Exercise instructions ::
Give only the number of lines that contain the word "this".

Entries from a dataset
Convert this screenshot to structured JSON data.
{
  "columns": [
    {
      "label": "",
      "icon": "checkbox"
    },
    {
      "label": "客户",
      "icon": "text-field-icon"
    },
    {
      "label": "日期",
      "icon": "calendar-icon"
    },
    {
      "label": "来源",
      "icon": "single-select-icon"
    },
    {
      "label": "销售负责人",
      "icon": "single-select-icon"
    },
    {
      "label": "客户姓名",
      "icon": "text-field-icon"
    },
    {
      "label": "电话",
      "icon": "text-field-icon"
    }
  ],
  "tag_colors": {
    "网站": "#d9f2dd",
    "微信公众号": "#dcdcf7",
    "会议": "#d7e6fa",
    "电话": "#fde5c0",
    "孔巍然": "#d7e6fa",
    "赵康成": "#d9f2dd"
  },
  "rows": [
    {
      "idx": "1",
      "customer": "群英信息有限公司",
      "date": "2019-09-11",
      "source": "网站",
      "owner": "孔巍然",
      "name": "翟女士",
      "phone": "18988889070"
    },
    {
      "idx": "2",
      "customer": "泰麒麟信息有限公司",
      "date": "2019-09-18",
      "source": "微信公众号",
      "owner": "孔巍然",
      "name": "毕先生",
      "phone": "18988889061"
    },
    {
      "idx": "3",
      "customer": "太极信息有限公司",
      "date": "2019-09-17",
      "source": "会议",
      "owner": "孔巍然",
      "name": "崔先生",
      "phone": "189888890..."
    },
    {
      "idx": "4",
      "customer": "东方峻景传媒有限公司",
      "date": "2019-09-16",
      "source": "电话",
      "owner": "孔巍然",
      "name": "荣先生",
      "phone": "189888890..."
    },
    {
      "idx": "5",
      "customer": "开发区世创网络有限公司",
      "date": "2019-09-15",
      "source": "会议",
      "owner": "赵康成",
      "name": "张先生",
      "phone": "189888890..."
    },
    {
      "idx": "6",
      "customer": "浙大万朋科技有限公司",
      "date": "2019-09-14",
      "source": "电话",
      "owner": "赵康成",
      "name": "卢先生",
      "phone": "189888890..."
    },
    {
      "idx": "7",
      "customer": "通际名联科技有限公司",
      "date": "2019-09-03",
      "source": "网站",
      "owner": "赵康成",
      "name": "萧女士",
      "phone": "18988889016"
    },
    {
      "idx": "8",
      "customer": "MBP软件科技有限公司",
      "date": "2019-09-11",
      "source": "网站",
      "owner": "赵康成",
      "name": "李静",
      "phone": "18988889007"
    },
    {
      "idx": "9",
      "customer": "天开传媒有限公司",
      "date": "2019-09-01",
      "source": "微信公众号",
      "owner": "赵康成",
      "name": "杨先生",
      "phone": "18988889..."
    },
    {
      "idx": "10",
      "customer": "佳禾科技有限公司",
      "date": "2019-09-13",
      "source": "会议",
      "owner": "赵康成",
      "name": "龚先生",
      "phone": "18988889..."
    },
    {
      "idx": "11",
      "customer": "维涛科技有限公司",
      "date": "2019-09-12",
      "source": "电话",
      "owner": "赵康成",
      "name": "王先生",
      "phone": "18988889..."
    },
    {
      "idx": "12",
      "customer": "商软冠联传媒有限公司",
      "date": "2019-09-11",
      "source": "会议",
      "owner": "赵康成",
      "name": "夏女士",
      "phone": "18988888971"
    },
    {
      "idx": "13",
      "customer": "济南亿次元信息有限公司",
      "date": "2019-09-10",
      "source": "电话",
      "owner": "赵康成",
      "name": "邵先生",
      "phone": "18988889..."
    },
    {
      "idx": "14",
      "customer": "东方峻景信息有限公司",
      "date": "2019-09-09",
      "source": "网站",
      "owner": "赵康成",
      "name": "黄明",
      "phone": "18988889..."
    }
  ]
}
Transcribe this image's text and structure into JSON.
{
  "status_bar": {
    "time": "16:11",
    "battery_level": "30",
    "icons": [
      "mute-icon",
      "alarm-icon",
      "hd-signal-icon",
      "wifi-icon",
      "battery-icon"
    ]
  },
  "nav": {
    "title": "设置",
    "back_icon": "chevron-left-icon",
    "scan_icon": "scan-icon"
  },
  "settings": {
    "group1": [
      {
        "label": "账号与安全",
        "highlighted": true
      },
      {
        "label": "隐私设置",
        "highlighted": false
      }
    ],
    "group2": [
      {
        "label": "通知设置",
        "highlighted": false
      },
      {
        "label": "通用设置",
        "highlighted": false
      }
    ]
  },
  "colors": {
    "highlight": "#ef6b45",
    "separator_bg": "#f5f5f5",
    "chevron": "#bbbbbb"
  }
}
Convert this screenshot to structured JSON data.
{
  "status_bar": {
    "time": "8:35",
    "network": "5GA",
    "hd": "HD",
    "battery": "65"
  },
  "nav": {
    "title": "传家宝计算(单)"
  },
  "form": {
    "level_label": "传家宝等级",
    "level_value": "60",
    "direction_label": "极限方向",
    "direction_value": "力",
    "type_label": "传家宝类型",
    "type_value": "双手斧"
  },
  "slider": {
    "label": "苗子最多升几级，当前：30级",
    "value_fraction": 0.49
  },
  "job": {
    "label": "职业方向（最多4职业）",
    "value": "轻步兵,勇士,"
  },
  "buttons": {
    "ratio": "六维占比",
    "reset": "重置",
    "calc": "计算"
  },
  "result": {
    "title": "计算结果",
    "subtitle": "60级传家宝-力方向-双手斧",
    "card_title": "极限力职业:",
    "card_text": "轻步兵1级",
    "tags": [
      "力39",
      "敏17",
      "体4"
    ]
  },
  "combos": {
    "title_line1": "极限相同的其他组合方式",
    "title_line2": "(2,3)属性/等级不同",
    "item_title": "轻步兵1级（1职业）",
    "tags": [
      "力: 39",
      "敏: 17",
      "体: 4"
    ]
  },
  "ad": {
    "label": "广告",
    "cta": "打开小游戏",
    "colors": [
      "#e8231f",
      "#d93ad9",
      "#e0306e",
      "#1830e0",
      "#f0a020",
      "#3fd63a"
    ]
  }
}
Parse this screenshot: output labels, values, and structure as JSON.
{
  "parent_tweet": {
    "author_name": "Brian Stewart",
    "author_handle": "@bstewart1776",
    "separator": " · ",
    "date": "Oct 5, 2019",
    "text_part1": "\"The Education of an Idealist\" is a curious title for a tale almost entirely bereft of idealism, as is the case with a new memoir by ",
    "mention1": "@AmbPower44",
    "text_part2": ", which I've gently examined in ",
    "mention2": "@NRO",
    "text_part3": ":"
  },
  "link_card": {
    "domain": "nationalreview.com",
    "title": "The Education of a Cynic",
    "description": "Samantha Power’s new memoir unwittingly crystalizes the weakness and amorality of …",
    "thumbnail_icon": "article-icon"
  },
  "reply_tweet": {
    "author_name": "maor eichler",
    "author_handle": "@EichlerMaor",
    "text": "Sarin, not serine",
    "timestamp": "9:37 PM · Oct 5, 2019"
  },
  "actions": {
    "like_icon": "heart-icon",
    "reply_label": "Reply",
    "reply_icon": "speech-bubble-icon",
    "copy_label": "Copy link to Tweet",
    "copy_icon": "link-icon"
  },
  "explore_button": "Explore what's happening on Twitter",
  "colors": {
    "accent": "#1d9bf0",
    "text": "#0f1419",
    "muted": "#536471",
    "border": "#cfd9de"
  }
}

Worked answer ::
4